## Records from a collection of figures
++++++++

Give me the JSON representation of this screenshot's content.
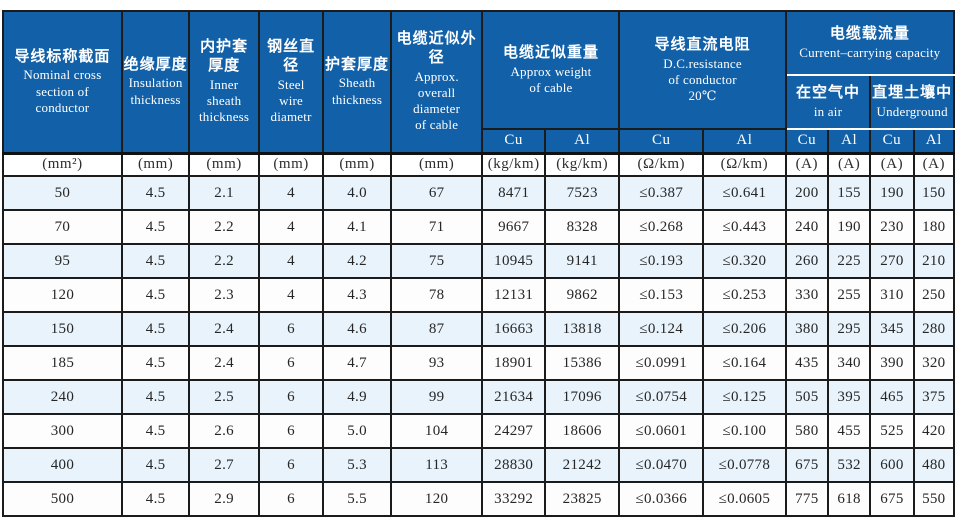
{
  "table": {
    "header": {
      "col1": {
        "zh": "导线标称截面",
        "en": "Nominal  cross\nsection of\nconductor"
      },
      "col2": {
        "zh": "绝缘厚度",
        "en": "Insulation\nthickness"
      },
      "col3": {
        "zh": "内护套\n厚度",
        "en": "Inner\nsheath\nthickness"
      },
      "col4": {
        "zh": "钢丝直径",
        "en": "Steel\nwire\ndiametr"
      },
      "col5": {
        "zh": "护套厚度",
        "en": "Sheath\nthickness"
      },
      "col6": {
        "zh": "电缆近似外径",
        "en": "Approx.\noverall\ndiameter\nof cable"
      },
      "weight": {
        "zh": "电缆近似重量",
        "en": "Approx weight\nof cable"
      },
      "resistance": {
        "zh": "导线直流电阻",
        "en": "D.C.resistance\nof conductor\n20℃"
      },
      "capacity": {
        "zh": "电缆载流量",
        "en": "Current–carrying capacity"
      },
      "in_air": {
        "zh": "在空气中",
        "en": "in air"
      },
      "underground": {
        "zh": "直埋土壤中",
        "en": "Underground"
      },
      "metals": [
        "Cu",
        "Al",
        "Cu",
        "Al",
        "Cu",
        "Al",
        "Cu",
        "Al"
      ]
    },
    "units": [
      "(mm²)",
      "(mm)",
      "(mm)",
      "(mm)",
      "(mm)",
      "(mm)",
      "(kg/km)",
      "(kg/km)",
      "(Ω/km)",
      "(Ω/km)",
      "(A)",
      "(A)",
      "(A)",
      "(A)"
    ],
    "rows": [
      [
        "50",
        "4.5",
        "2.1",
        "4",
        "4.0",
        "67",
        "8471",
        "7523",
        "≤0.387",
        "≤0.641",
        "200",
        "155",
        "190",
        "150"
      ],
      [
        "70",
        "4.5",
        "2.2",
        "4",
        "4.1",
        "71",
        "9667",
        "8328",
        "≤0.268",
        "≤0.443",
        "240",
        "190",
        "230",
        "180"
      ],
      [
        "95",
        "4.5",
        "2.2",
        "4",
        "4.2",
        "75",
        "10945",
        "9141",
        "≤0.193",
        "≤0.320",
        "260",
        "225",
        "270",
        "210"
      ],
      [
        "120",
        "4.5",
        "2.3",
        "4",
        "4.3",
        "78",
        "12131",
        "9862",
        "≤0.153",
        "≤0.253",
        "330",
        "255",
        "310",
        "250"
      ],
      [
        "150",
        "4.5",
        "2.4",
        "6",
        "4.6",
        "87",
        "16663",
        "13818",
        "≤0.124",
        "≤0.206",
        "380",
        "295",
        "345",
        "280"
      ],
      [
        "185",
        "4.5",
        "2.4",
        "6",
        "4.7",
        "93",
        "18901",
        "15386",
        "≤0.0991",
        "≤0.164",
        "435",
        "340",
        "390",
        "320"
      ],
      [
        "240",
        "4.5",
        "2.5",
        "6",
        "4.9",
        "99",
        "21634",
        "17096",
        "≤0.0754",
        "≤0.125",
        "505",
        "395",
        "465",
        "375"
      ],
      [
        "300",
        "4.5",
        "2.6",
        "6",
        "5.0",
        "104",
        "24297",
        "18606",
        "≤0.0601",
        "≤0.100",
        "580",
        "455",
        "525",
        "420"
      ],
      [
        "400",
        "4.5",
        "2.7",
        "6",
        "5.3",
        "113",
        "28830",
        "21242",
        "≤0.0470",
        "≤0.0778",
        "675",
        "532",
        "600",
        "480"
      ],
      [
        "500",
        "4.5",
        "2.9",
        "6",
        "5.5",
        "120",
        "33292",
        "23825",
        "≤0.0366",
        "≤0.0605",
        "775",
        "618",
        "675",
        "550"
      ]
    ],
    "colors": {
      "header_blue": "#1160a8",
      "row_alt_blue": "#e8f3fb",
      "border_black": "#1b1b1b"
    }
  }
}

++++++++

## WHAT IS BEING ASKED
Reproduce each record from above exactly; pictures do not belong in the copy.

## SOLUTION FOR THIS TASK
Give me the JSON representation of this screenshot's content.
{
  "table": {
    "header": {
      "col1": {
        "zh": "导线标称截面",
        "en": "Nominal  cross\nsection of\nconductor"
      },
      "col2": {
        "zh": "绝缘厚度",
        "en": "Insulation\nthickness"
      },
      "col3": {
        "zh": "内护套\n厚度",
        "en": "Inner\nsheath\nthickness"
      },
      "col4": {
        "zh": "钢丝直径",
        "en": "Steel\nwire\ndiametr"
      },
      "col5": {
        "zh": "护套厚度",
        "en": "Sheath\nthickness"
      },
      "col6": {
        "zh": "电缆近似外径",
        "en": "Approx.\noverall\ndiameter\nof cable"
      },
      "weight": {
        "zh": "电缆近似重量",
        "en": "Approx weight\nof cable"
      },
      "resistance": {
        "zh": "导线直流电阻",
        "en": "D.C.resistance\nof conductor\n20℃"
      },
      "capacity": {
        "zh": "电缆载流量",
        "en": "Current–carrying capacity"
      },
      "in_air": {
        "zh": "在空气中",
        "en": "in air"
      },
      "underground": {
        "zh": "直埋土壤中",
        "en": "Underground"
      },
      "metals": [
        "Cu",
        "Al",
        "Cu",
        "Al",
        "Cu",
        "Al",
        "Cu",
        "Al"
      ]
    },
    "units": [
      "(mm²)",
      "(mm)",
      "(mm)",
      "(mm)",
      "(mm)",
      "(mm)",
      "(kg/km)",
      "(kg/km)",
      "(Ω/km)",
      "(Ω/km)",
      "(A)",
      "(A)",
      "(A)",
      "(A)"
    ],
    "rows": [
      [
        "50",
        "4.5",
        "2.1",
        "4",
        "4.0",
        "67",
        "8471",
        "7523",
        "≤0.387",
        "≤0.641",
        "200",
        "155",
        "190",
        "150"
      ],
      [
        "70",
        "4.5",
        "2.2",
        "4",
        "4.1",
        "71",
        "9667",
        "8328",
        "≤0.268",
        "≤0.443",
        "240",
        "190",
        "230",
        "180"
      ],
      [
        "95",
        "4.5",
        "2.2",
        "4",
        "4.2",
        "75",
        "10945",
        "9141",
        "≤0.193",
        "≤0.320",
        "260",
        "225",
        "270",
        "210"
      ],
      [
        "120",
        "4.5",
        "2.3",
        "4",
        "4.3",
        "78",
        "12131",
        "9862",
        "≤0.153",
        "≤0.253",
        "330",
        "255",
        "310",
        "250"
      ],
      [
        "150",
        "4.5",
        "2.4",
        "6",
        "4.6",
        "87",
        "16663",
        "13818",
        "≤0.124",
        "≤0.206",
        "380",
        "295",
        "345",
        "280"
      ],
      [
        "185",
        "4.5",
        "2.4",
        "6",
        "4.7",
        "93",
        "18901",
        "15386",
        "≤0.0991",
        "≤0.164",
        "435",
        "340",
        "390",
        "320"
      ],
      [
        "240",
        "4.5",
        "2.5",
        "6",
        "4.9",
        "99",
        "21634",
        "17096",
        "≤0.0754",
        "≤0.125",
        "505",
        "395",
        "465",
        "375"
      ],
      [
        "300",
        "4.5",
        "2.6",
        "6",
        "5.0",
        "104",
        "24297",
        "18606",
        "≤0.0601",
        "≤0.100",
        "580",
        "455",
        "525",
        "420"
      ],
      [
        "400",
        "4.5",
        "2.7",
        "6",
        "5.3",
        "113",
        "28830",
        "21242",
        "≤0.0470",
        "≤0.0778",
        "675",
        "532",
        "600",
        "480"
      ],
      [
        "500",
        "4.5",
        "2.9",
        "6",
        "5.5",
        "120",
        "33292",
        "23825",
        "≤0.0366",
        "≤0.0605",
        "775",
        "618",
        "675",
        "550"
      ]
    ],
    "colors": {
      "header_blue": "#1160a8",
      "row_alt_blue": "#e8f3fb",
      "border_black": "#1b1b1b"
    }
  }
}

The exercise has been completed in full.